Exercise directions:
Below are the records; pull every line that includes "combined".

Data rows:
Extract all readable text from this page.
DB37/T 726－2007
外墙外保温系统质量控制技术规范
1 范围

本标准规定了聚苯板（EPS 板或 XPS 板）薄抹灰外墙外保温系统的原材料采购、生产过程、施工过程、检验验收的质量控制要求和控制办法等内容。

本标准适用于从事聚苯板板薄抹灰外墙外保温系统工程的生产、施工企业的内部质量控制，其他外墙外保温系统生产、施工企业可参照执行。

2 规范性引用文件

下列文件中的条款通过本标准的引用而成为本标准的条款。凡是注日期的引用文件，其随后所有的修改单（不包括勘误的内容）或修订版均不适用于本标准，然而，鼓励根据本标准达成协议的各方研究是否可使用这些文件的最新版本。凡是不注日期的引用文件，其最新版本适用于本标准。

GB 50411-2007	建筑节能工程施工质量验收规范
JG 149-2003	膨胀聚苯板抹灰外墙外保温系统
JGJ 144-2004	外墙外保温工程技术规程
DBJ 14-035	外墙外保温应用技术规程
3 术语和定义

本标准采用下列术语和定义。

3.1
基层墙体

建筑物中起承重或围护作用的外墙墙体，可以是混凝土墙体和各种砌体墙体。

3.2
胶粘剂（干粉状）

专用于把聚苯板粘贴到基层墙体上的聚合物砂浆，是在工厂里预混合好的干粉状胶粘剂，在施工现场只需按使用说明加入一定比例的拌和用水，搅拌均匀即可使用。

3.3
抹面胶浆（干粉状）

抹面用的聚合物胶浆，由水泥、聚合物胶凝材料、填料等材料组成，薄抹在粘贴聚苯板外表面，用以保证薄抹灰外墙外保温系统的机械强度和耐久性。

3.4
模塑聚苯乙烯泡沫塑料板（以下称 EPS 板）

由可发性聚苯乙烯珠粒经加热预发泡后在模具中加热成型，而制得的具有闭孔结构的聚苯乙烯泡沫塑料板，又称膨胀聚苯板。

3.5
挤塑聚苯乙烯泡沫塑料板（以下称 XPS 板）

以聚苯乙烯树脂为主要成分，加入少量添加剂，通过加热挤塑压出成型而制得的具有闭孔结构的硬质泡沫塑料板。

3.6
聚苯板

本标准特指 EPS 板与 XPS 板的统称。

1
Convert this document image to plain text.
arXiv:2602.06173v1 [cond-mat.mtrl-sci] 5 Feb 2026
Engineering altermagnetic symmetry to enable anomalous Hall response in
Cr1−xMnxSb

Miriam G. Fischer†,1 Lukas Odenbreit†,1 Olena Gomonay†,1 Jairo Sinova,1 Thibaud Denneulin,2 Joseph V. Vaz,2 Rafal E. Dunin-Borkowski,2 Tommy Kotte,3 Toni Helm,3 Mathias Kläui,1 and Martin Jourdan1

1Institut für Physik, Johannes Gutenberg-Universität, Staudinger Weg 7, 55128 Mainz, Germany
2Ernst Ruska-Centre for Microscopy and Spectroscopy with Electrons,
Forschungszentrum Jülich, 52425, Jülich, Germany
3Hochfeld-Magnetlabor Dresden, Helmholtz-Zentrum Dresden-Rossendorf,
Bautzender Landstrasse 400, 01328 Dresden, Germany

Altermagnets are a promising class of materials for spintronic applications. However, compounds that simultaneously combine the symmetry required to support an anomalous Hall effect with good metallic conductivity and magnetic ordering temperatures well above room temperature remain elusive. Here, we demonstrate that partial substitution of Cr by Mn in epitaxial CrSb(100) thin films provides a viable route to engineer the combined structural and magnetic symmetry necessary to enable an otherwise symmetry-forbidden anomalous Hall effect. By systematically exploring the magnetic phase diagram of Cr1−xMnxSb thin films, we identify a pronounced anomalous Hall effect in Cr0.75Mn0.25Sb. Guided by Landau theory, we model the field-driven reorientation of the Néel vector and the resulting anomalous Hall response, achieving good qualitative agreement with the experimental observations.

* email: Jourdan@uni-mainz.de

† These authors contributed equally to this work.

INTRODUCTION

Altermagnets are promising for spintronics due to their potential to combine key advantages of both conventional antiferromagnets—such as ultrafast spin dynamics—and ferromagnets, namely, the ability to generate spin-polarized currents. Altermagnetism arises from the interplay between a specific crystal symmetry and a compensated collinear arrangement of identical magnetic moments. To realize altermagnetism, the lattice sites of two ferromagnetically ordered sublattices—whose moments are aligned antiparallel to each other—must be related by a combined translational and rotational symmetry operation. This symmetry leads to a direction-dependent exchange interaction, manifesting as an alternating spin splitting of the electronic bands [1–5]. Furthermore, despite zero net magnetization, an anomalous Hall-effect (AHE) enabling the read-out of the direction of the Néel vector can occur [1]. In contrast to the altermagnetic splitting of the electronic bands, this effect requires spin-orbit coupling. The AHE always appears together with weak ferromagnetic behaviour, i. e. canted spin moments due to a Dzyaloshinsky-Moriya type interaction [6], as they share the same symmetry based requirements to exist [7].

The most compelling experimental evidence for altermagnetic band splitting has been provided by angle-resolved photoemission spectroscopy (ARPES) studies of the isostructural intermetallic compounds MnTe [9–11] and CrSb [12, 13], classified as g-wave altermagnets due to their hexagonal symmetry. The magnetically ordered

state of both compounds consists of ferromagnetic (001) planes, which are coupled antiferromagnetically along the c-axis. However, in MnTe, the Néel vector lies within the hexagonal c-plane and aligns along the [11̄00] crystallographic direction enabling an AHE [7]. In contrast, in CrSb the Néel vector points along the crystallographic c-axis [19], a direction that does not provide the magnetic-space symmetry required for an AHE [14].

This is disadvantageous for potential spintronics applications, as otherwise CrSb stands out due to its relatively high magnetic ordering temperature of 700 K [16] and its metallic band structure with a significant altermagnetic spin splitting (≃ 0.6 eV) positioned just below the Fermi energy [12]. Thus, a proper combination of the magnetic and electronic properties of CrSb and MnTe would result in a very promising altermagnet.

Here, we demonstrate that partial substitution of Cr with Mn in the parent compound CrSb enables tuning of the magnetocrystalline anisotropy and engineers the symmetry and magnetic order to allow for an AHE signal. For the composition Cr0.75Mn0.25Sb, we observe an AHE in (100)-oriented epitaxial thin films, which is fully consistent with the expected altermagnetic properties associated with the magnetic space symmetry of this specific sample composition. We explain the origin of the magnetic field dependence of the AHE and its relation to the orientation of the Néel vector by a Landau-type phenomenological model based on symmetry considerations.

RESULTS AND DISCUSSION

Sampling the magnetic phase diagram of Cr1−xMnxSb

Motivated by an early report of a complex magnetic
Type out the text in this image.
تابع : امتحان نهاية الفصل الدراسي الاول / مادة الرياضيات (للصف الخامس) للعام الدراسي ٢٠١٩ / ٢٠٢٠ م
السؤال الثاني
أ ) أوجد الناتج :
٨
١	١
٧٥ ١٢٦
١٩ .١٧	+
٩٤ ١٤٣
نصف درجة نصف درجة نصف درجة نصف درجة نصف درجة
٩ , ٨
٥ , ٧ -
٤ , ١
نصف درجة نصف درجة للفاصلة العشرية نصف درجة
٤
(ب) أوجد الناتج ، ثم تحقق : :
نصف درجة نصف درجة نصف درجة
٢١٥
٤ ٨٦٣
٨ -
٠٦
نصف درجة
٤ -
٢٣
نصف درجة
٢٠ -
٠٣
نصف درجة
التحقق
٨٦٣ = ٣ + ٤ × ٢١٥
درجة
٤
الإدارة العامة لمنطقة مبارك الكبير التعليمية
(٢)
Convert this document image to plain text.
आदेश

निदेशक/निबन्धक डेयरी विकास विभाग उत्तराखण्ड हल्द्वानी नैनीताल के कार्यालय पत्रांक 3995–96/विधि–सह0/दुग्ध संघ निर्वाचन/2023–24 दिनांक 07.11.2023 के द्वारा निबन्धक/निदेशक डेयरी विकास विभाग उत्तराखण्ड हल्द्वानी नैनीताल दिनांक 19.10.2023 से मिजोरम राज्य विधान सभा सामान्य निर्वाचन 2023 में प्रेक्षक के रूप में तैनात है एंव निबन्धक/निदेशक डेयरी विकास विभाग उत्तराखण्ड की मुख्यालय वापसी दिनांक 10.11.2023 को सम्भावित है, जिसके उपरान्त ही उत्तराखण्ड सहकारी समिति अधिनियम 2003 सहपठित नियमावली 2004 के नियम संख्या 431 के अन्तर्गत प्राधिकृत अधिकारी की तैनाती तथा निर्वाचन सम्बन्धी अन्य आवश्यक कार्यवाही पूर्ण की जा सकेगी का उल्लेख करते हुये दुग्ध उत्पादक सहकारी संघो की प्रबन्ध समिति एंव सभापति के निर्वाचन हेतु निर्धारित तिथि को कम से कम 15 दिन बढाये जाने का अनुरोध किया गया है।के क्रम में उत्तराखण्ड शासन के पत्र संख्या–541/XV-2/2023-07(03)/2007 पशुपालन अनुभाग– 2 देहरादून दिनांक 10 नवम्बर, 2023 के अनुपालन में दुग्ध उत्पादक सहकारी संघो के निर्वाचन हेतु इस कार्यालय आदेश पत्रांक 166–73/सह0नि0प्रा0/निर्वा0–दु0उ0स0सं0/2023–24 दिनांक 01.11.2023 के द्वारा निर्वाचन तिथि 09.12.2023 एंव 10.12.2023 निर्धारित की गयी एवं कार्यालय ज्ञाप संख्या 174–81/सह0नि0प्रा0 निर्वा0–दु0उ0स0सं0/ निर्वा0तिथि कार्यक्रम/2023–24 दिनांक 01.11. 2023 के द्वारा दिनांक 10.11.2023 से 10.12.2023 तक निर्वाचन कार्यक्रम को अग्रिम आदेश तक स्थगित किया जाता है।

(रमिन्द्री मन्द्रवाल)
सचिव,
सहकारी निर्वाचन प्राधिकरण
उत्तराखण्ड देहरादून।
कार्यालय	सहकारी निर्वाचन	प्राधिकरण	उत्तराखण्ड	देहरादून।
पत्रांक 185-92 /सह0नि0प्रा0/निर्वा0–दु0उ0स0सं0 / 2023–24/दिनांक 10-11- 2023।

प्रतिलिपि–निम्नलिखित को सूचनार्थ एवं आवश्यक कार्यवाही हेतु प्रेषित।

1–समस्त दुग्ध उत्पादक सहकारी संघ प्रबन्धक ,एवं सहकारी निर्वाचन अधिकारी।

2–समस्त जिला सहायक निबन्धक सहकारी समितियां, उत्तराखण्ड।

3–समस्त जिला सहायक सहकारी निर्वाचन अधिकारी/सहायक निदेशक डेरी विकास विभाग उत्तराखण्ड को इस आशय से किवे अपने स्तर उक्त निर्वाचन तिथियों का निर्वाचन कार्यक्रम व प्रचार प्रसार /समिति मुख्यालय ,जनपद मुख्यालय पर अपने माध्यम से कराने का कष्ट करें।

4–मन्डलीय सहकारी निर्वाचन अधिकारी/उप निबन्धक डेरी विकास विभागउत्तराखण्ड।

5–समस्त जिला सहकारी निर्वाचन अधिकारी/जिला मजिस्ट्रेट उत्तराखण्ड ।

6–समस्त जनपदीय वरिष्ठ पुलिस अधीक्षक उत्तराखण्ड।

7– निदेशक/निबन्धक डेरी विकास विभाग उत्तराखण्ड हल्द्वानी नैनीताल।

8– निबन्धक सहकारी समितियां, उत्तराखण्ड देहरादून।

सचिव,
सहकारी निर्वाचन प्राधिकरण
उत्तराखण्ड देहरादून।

Task answer:
Altermagnets are a promising class of materials for spintronic applications. However, compounds that simultaneously combine the symmetry required to support an anomalous Hall effect with good metallic conductivity and magnetic ordering temperatures well above room temperature remain elusive. Here, we demonstrate that partial substitution of Cr by Mn in epitaxial CrSb(100) thin films provides a viable route to engineer the combined structural and magnetic symmetry necessary to enable an otherwise symmetry-forbidden anomalous Hall effect. By systematically exploring the magnetic phase diagram of Cr1−xMnxSb thin films, we identify a pronounced anomalous Hall effect in Cr0.75Mn0.25Sb. Guided by Landau theory, we model the field-driven reorientation of the Néel vector and the resulting anomalous Hall response, achieving good qualitative agreement with the experimental observations.
Altermagnets are promising for spintronics due to their potential to combine key advantages of both conventional antiferromagnets—such as ultrafast spin dynamics—and ferromagnets, namely, the ability to generate spin-polarized currents. Altermagnetism arises from the interplay between a specific crystal symmetry and a compensated collinear arrangement of identical magnetic moments. To realize altermagnetism, the lattice sites of two ferromagnetically ordered sublattices—whose moments are aligned antiparallel to each other—must be related by a combined translational and rotational symmetry operation. This symmetry leads to a direction-dependent exchange interaction, manifesting as an alternating spin splitting of the electronic bands [1–5]. Furthermore, despite zero net magnetization, an anomalous Hall-effect (AHE) enabling the read-out of the direction of the Néel vector can occur [1]. In contrast to the altermagnetic splitting of the electronic bands, this effect requires spin-orbit coupling. The AHE always appears together with weak ferromagnetic behaviour, i. e. canted spin moments due to a Dzyaloshinsky-Moriya type interaction [6], as they share the same symmetry based requirements to exist [7].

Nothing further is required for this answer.